◆ **TASK DIRECTIONS**
Skip all pictures, then print the remaining material exactly.

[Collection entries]

────────

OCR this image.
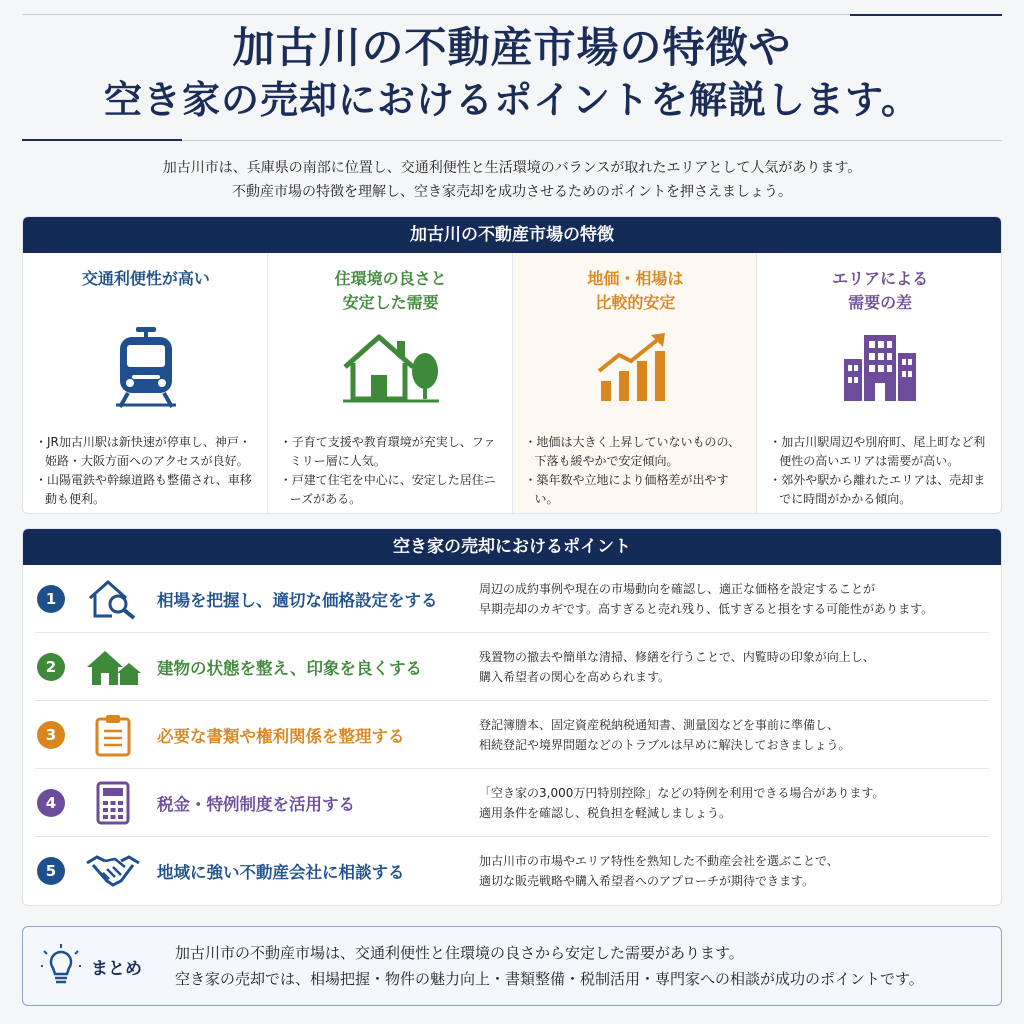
加古川の不動産市場の特徴や
空き家の売却におけるポイントを解説します。
加古川市は、兵庫県の南部に位置し、交通利便性と生活環境のバランスが取れたエリアとして人気があります。
不動産市場の特徴を理解し、空き家売却を成功させるためのポイントを押さえましょう。
加古川の不動産市場の特徴
交通利便性が高い
・JR加古川駅は新快速が停車し、神戸・姫路・大阪方面へのアクセスが良好。
・山陽電鉄や幹線道路も整備され、車移動も便利。
住環境の良さと
安定した需要
・子育て支援や教育環境が充実し、ファミリー層に人気。
・戸建て住宅を中心に、安定した居住ニーズがある。
地価・相場は
比較的安定
・地価は大きく上昇していないものの、下落も緩やかで安定傾向。
・築年数や立地により価格差が出やすい。
エリアによる
需要の差
・加古川駅周辺や別府町、尾上町など利便性の高いエリアは需要が高い。
・郊外や駅から離れたエリアは、売却までに時間がかかる傾向。
空き家の売却におけるポイント
1	相場を把握し、適切な価格設定をする
周辺の成約事例や現在の市場動向を確認し、適正な価格を設定することが
早期売却のカギです。高すぎると売れ残り、低すぎると損をする可能性があります。
2	建物の状態を整え、印象を良くする
残置物の撤去や簡単な清掃、修繕を行うことで、内覧時の印象が向上し、
購入希望者の関心を高められます。
3	必要な書類や権利関係を整理する
登記簿謄本、固定資産税納税通知書、測量図などを事前に準備し、
相続登記や境界問題などのトラブルは早めに解決しておきましょう。
4	税金・特例制度を活用する
「空き家の3,000万円特別控除」などの特例を利用できる場合があります。
適用条件を確認し、税負担を軽減しましょう。
5	地域に強い不動産会社に相談する
加古川市の市場やエリア特性を熟知した不動産会社を選ぶことで、
適切な販売戦略や購入希望者へのアプローチが期待できます。
まとめ
加古川市の不動産市場は、交通利便性と住環境の良さから安定した需要があります。
空き家の売却では、相場把握・物件の魅力向上・書類整備・税制活用・専門家への相談が成功のポイントです。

────────

◆ **ANSWER TO THE PROBLEM**
OCR this image.
加古川の不動産市場の特徴や
空き家の売却におけるポイントを解説します。
加古川市は、兵庫県の南部に位置し、交通利便性と生活環境のバランスが取れたエリアとして人気があります。
不動産市場の特徴を理解し、空き家売却を成功させるためのポイントを押さえましょう。
加古川の不動産市場の特徴
交通利便性が高い
・JR加古川駅は新快速が停車し、神戸・姫路・大阪方面へのアクセスが良好。
・山陽電鉄や幹線道路も整備され、車移動も便利。
住環境の良さと
安定した需要
・子育て支援や教育環境が充実し、ファミリー層に人気。
・戸建て住宅を中心に、安定した居住ニーズがある。
地価・相場は
比較的安定
・地価は大きく上昇していないものの、下落も緩やかで安定傾向。
・築年数や立地により価格差が出やすい。
エリアによる
需要の差
・加古川駅周辺や別府町、尾上町など利便性の高いエリアは需要が高い。
・郊外や駅から離れたエリアは、売却までに時間がかかる傾向。
空き家の売却におけるポイント
1	相場を把握し、適切な価格設定をする
周辺の成約事例や現在の市場動向を確認し、適正な価格を設定することが
早期売却のカギです。高すぎると売れ残り、低すぎると損をする可能性があります。
2	建物の状態を整え、印象を良くする
残置物の撤去や簡単な清掃、修繕を行うことで、内覧時の印象が向上し、
購入希望者の関心を高められます。
3	必要な書類や権利関係を整理する
登記簿謄本、固定資産税納税通知書、測量図などを事前に準備し、
相続登記や境界問題などのトラブルは早めに解決しておきましょう。
4	税金・特例制度を活用する
「空き家の3,000万円特別控除」などの特例を利用できる場合があります。
適用条件を確認し、税負担を軽減しましょう。
5	地域に強い不動産会社に相談する
加古川市の市場やエリア特性を熟知した不動産会社を選ぶことで、
適切な販売戦略や購入希望者へのアプローチが期待できます。
まとめ
加古川市の不動産市場は、交通利便性と住環境の良さから安定した需要があります。
空き家の売却では、相場把握・物件の魅力向上・書類整備・税制活用・専門家への相談が成功のポイントです。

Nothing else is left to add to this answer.